start Raw records
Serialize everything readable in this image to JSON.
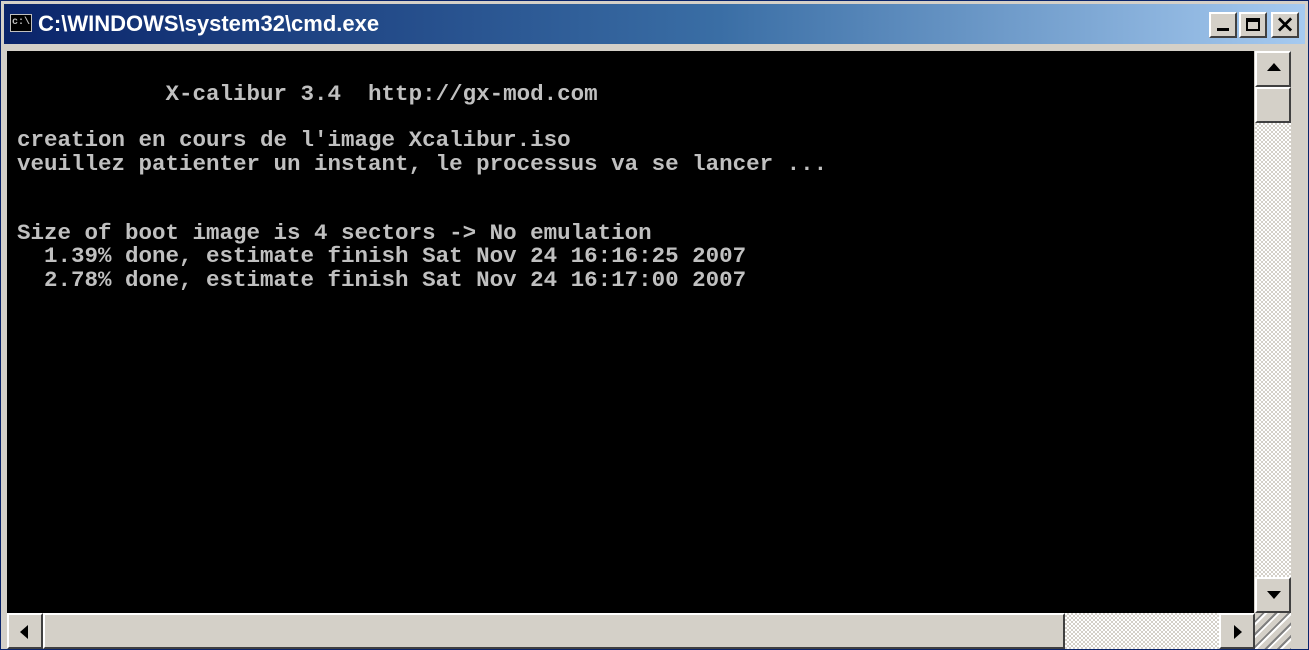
{
  "window": {
    "title": "C:\\WINDOWS\\system32\\cmd.exe",
    "icon_label": "c:\\",
    "buttons": [
      "minimize",
      "maximize",
      "close"
    ],
    "close_glyph": "×"
  },
  "console": {
    "text": "           X-calibur 3.4  http://gx-mod.com\n\ncreation en cours de l'image Xcalibur.iso\nveuillez patienter un instant, le processus va se lancer ...\n\n\nSize of boot image is 4 sectors -> No emulation\n  1.39% done, estimate finish Sat Nov 24 16:16:25 2007\n  2.78% done, estimate finish Sat Nov 24 16:17:00 2007",
    "foreground": "#c0c0c0",
    "background": "#000000"
  },
  "colors": {
    "titlebar_start": "#0a246a",
    "titlebar_end": "#a6caf0",
    "chrome": "#d4d0c8"
  }
}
end Raw records
- **Written request**:
Repeat the records above exactly, leaving out any pictures they contain.

- **Exercise answer**:
Serialize everything readable in this image to JSON.
{
  "window": {
    "title": "C:\\WINDOWS\\system32\\cmd.exe",
    "icon_label": "c:\\",
    "buttons": [
      "minimize",
      "maximize",
      "close"
    ],
    "close_glyph": "×"
  },
  "console": {
    "text": "           X-calibur 3.4  http://gx-mod.com\n\ncreation en cours de l'image Xcalibur.iso\nveuillez patienter un instant, le processus va se lancer ...\n\n\nSize of boot image is 4 sectors -> No emulation\n  1.39% done, estimate finish Sat Nov 24 16:16:25 2007\n  2.78% done, estimate finish Sat Nov 24 16:17:00 2007",
    "foreground": "#c0c0c0",
    "background": "#000000"
  },
  "colors": {
    "titlebar_start": "#0a246a",
    "titlebar_end": "#a6caf0",
    "chrome": "#d4d0c8"
  }
}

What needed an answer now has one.